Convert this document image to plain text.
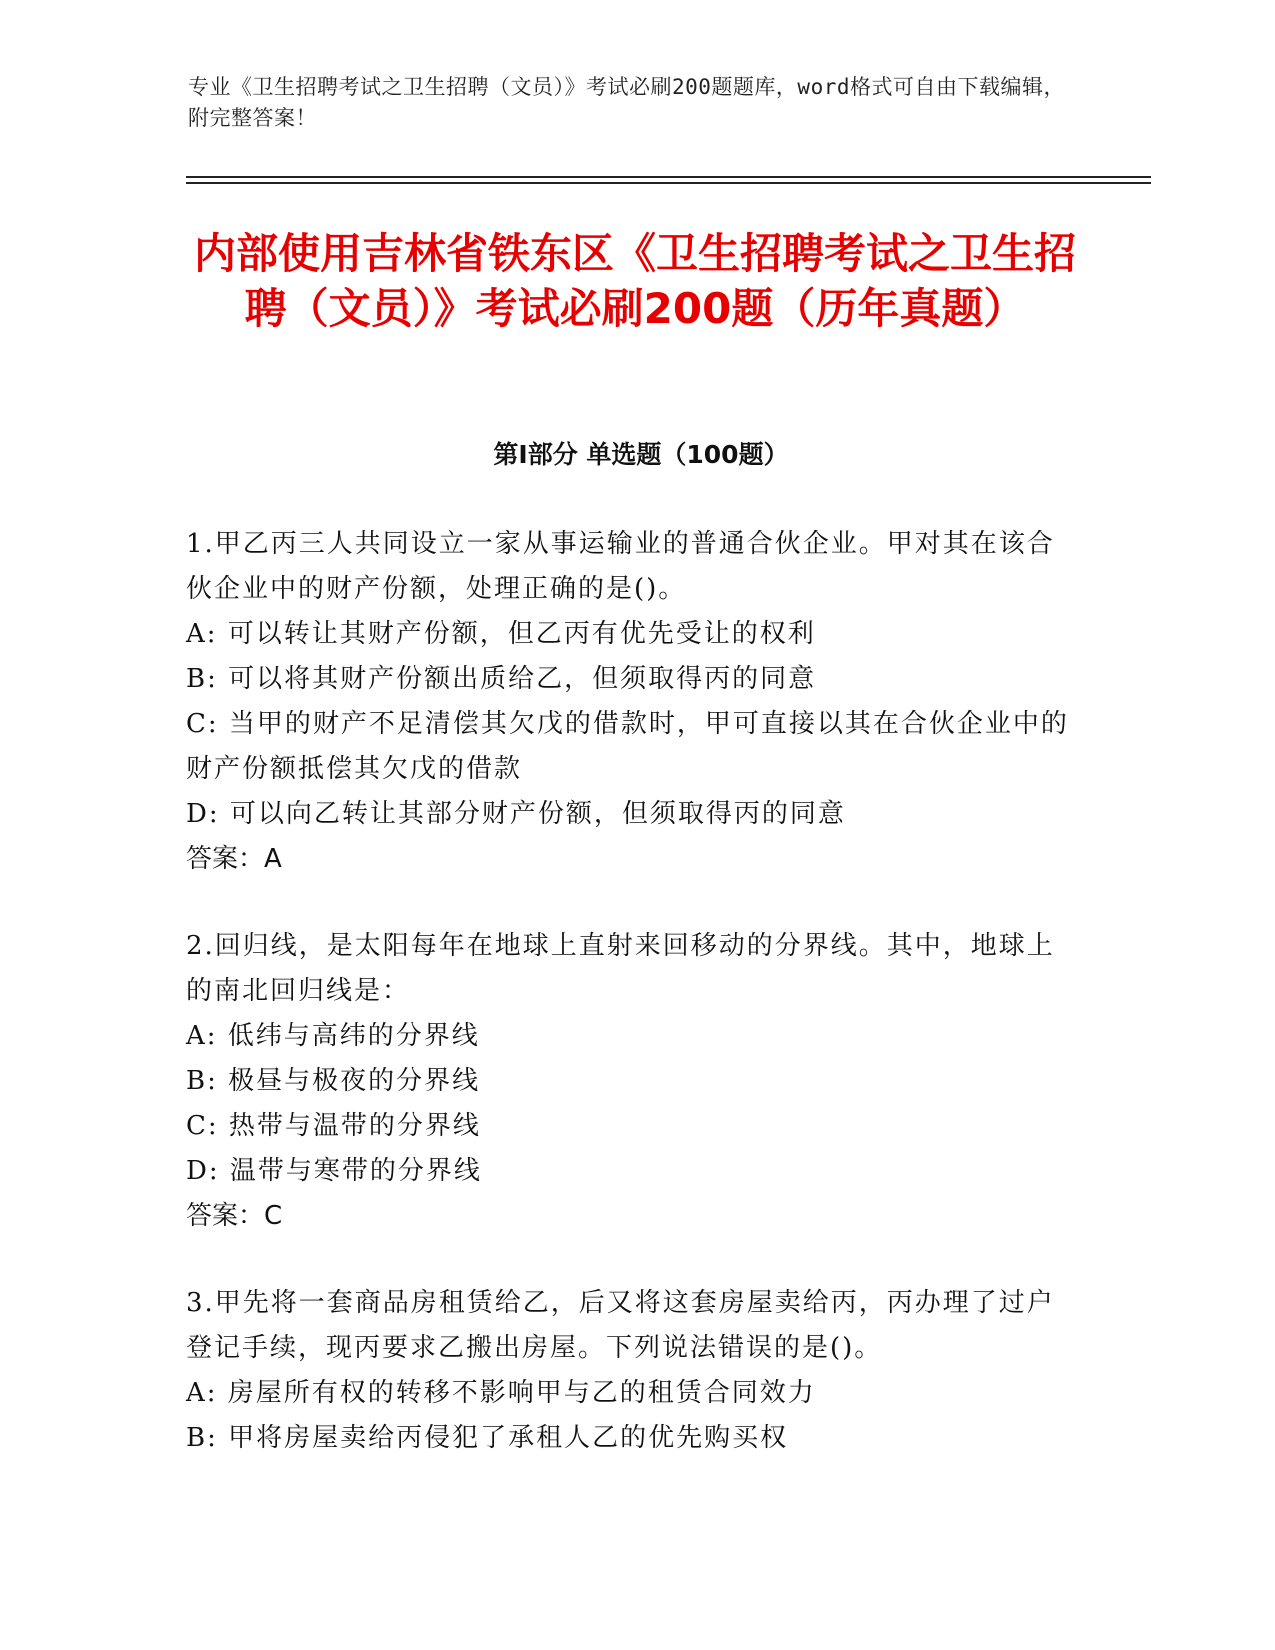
专业《卫生招聘考试之卫生招聘（文员）》考试必刷200题题库，word格式可自由下载编辑，附完整答案！
内部使用吉林省铁东区《卫生招聘考试之卫生招聘（文员）》考试必刷200题（历年真题）
第Ⅰ部分 单选题（100题）

1.甲乙丙三人共同设立一家从事运输业的普通合伙企业。甲对其在该合伙企业中的财产份额，处理正确的是()。

A: 可以转让其财产份额，但乙丙有优先受让的权利

B: 可以将其财产份额出质给乙，但须取得丙的同意

C: 当甲的财产不足清偿其欠戊的借款时，甲可直接以其在合伙企业中的财产份额抵偿其欠戊的借款

D: 可以向乙转让其部分财产份额，但须取得丙的同意

答案：A

2.回归线，是太阳每年在地球上直射来回移动的分界线。其中，地球上的南北回归线是：

A: 低纬与高纬的分界线

B: 极昼与极夜的分界线

C: 热带与温带的分界线

D: 温带与寒带的分界线

答案：C

3.甲先将一套商品房租赁给乙，后又将这套房屋卖给丙，丙办理了过户登记手续，现丙要求乙搬出房屋。下列说法错误的是()。

A: 房屋所有权的转移不影响甲与乙的租赁合同效力

B: 甲将房屋卖给丙侵犯了承租人乙的优先购买权
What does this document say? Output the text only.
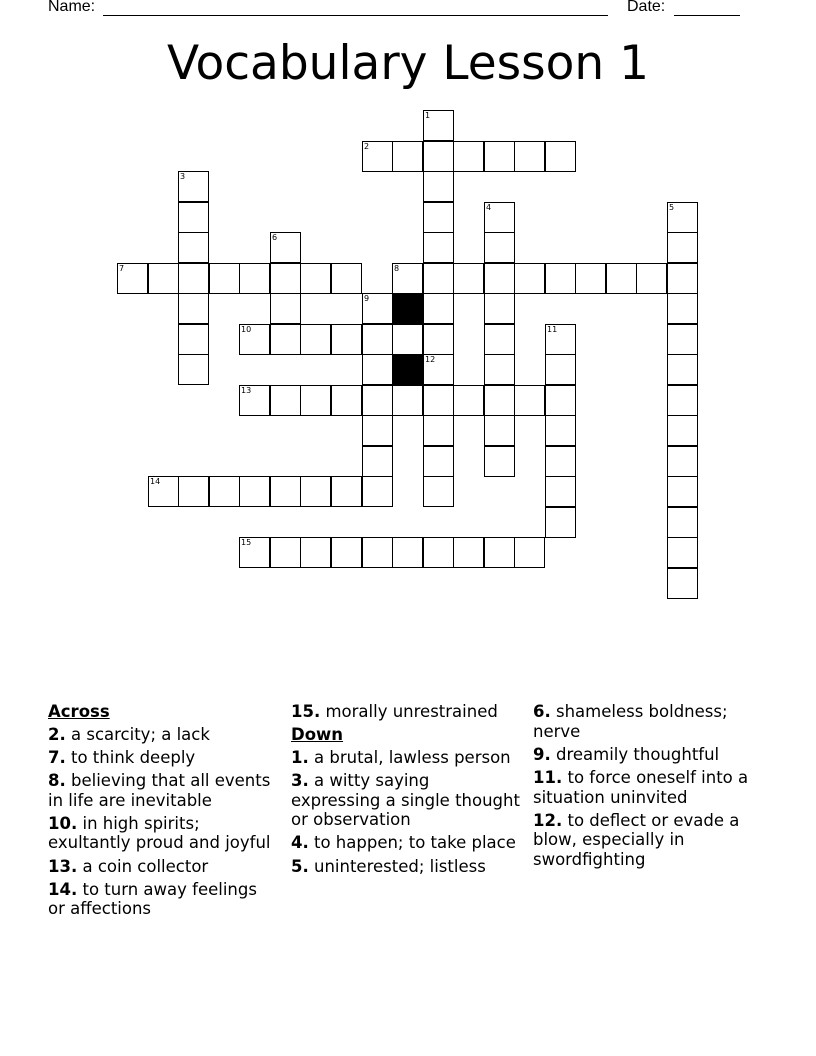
Name:	Date:
Vocabulary Lesson 1
1
2
3
4	5
6
7	8
9
10	11
12
13
14
15
Across
2. a scarcity; a lack
7. to think deeply
8. believing that all events in life are inevitable
10. in high spirits; exultantly proud and joyful
13. a coin collector
14. to turn away feelings or affections
15. morally unrestrained
Down
1. a brutal, lawless person
3. a witty saying expressing a single thought or observation
4. to happen; to take place
5. uninterested; listless
6. shameless boldness; nerve
9. dreamily thoughtful
11. to force oneself into a situation uninvited
12. to deflect or evade a blow, especially in swordfighting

+---+

## TASK DESCRIPTION
Write out the entries above word for word. Do not include the pictures.

## RESULT OF THE TASK
Convert this document image to plain text.
专业《卫生招聘考试之卫生招聘（文员）》考试必刷200题题库，word格式可自由下载编辑，附完整答案！
内部使用吉林省铁东区《卫生招聘考试之卫生招聘（文员）》考试必刷200题（历年真题）
第Ⅰ部分 单选题（100题）

1.甲乙丙三人共同设立一家从事运输业的普通合伙企业。甲对其在该合伙企业中的财产份额，处理正确的是()。

A: 可以转让其财产份额，但乙丙有优先受让的权利

B: 可以将其财产份额出质给乙，但须取得丙的同意

C: 当甲的财产不足清偿其欠戊的借款时，甲可直接以其在合伙企业中的财产份额抵偿其欠戊的借款

D: 可以向乙转让其部分财产份额，但须取得丙的同意

答案：A

2.回归线，是太阳每年在地球上直射来回移动的分界线。其中，地球上的南北回归线是：

A: 低纬与高纬的分界线

B: 极昼与极夜的分界线

C: 热带与温带的分界线

D: 温带与寒带的分界线

答案：C

3.甲先将一套商品房租赁给乙，后又将这套房屋卖给丙，丙办理了过户登记手续，现丙要求乙搬出房屋。下列说法错误的是()。

A: 房屋所有权的转移不影响甲与乙的租赁合同效力

B: 甲将房屋卖给丙侵犯了承租人乙的优先购买权
What does this document say? Output the text only.
Name:	Date:
Vocabulary Lesson 1
1
2
3
4	5
6
7	8
9
10	11
12
13
14
15
Across
2. a scarcity; a lack
7. to think deeply
8. believing that all events in life are inevitable
10. in high spirits; exultantly proud and joyful
13. a coin collector
14. to turn away feelings or affections
15. morally unrestrained
Down
1. a brutal, lawless person
3. a witty saying expressing a single thought or observation
4. to happen; to take place
5. uninterested; listless
6. shameless boldness; nerve
9. dreamily thoughtful
11. to force oneself into a situation uninvited
12. to deflect or evade a blow, especially in swordfighting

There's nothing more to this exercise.